● **Exercise goal**
Check each line of the material below, and copy it if it holds the string "clase".

Dataset items
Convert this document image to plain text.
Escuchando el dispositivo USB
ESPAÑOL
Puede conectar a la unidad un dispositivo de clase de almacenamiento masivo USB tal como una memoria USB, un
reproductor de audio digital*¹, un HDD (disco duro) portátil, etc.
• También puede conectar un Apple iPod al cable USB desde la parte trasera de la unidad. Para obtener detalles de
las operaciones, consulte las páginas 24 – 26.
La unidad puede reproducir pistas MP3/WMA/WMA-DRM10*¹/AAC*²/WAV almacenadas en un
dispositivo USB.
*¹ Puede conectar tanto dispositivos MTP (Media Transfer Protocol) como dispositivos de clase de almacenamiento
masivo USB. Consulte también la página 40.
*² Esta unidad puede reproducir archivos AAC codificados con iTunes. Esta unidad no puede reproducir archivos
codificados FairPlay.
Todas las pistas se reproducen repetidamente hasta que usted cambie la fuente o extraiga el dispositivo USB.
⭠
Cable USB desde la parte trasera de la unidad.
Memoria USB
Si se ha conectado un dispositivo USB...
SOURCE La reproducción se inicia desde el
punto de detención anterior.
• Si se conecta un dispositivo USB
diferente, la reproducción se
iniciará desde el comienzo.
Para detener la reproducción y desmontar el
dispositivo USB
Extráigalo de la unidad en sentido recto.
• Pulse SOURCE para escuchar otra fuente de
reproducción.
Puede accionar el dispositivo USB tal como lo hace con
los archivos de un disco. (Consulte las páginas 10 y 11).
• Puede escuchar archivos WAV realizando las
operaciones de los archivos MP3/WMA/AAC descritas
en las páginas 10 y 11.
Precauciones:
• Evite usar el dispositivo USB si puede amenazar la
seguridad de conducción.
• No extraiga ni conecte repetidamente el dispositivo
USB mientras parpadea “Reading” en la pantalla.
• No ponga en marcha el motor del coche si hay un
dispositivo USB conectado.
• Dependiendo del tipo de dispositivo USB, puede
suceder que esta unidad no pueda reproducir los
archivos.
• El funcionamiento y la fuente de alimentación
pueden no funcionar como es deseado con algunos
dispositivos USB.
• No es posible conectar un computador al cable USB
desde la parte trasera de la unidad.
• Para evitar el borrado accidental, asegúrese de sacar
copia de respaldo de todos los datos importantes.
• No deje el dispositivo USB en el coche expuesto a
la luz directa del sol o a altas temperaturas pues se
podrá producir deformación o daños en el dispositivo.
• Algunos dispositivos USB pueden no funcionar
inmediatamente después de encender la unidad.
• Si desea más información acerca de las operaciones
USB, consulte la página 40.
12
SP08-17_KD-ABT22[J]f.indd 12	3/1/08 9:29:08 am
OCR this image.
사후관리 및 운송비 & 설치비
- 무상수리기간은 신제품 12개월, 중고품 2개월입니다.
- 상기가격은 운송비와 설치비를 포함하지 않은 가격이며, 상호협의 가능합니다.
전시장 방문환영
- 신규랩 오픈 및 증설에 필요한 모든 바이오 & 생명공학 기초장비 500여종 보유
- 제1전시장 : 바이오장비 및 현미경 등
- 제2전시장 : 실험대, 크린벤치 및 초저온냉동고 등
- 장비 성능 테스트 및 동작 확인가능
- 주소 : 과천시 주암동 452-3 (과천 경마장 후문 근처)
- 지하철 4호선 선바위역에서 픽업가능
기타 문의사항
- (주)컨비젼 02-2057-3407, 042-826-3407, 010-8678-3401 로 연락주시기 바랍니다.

● **Finished answer**
Puede conectar a la unidad un dispositivo de clase de almacenamiento masivo USB tal como una memoria USB, un
*¹ Puede conectar tanto dispositivos MTP (Media Transfer Protocol) como dispositivos de clase de almacenamiento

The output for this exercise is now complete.